§ **AIM OF THE TASK**: Look through the data below and report how many lines include "JSON". Only the number should be given.

***** DATA SHOWN

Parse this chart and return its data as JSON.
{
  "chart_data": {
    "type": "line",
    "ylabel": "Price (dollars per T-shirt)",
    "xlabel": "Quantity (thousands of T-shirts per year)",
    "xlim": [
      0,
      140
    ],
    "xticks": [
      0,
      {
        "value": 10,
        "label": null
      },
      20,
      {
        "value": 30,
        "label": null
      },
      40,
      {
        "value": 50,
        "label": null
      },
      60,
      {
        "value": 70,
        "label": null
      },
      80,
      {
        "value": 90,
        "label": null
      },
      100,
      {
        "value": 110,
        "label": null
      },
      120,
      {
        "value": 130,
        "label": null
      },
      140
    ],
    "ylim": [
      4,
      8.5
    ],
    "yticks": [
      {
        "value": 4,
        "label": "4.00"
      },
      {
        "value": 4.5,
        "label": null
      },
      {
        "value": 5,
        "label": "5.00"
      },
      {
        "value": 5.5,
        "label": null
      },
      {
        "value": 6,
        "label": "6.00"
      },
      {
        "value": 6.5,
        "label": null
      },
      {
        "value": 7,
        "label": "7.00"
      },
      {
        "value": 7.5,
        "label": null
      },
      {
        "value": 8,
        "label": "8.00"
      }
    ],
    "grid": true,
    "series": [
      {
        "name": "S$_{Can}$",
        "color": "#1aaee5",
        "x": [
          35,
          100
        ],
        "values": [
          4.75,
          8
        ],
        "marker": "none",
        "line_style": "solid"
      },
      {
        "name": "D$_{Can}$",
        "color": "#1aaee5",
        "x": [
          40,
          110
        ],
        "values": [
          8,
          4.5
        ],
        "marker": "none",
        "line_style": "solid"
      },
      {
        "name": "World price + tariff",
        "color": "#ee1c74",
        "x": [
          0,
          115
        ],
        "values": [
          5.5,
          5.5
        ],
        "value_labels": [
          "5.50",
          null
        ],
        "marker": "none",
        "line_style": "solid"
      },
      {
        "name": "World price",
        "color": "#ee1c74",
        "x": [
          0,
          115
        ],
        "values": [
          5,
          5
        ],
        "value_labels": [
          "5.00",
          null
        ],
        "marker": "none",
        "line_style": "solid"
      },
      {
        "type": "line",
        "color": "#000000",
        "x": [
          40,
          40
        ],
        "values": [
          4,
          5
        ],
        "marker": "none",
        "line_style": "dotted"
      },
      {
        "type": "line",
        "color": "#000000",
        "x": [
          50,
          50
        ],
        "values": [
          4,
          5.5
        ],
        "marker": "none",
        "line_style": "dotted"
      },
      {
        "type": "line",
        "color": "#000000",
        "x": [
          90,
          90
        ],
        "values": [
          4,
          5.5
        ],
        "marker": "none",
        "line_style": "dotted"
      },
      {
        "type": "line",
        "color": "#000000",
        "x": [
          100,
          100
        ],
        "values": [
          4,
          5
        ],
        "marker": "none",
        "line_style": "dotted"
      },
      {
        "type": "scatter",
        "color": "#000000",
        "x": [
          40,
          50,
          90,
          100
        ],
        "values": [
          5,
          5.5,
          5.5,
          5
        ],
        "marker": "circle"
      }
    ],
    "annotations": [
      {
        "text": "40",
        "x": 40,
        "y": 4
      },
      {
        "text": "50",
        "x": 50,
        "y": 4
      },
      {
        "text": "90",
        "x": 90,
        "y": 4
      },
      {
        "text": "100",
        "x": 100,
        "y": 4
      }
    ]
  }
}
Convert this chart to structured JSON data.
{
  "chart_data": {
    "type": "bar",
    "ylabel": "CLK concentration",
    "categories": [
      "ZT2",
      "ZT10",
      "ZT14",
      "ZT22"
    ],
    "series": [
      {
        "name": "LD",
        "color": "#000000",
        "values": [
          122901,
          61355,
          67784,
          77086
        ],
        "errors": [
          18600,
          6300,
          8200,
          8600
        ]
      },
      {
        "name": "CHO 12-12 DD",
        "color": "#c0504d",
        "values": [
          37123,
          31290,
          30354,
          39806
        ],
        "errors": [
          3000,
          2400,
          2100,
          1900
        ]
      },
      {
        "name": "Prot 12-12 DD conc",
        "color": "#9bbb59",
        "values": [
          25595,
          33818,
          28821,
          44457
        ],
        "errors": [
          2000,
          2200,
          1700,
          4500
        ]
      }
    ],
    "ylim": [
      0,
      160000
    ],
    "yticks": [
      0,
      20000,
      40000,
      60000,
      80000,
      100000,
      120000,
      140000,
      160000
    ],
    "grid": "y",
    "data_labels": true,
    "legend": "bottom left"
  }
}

**********

§ **ANSWER TO THIS TASK**: 2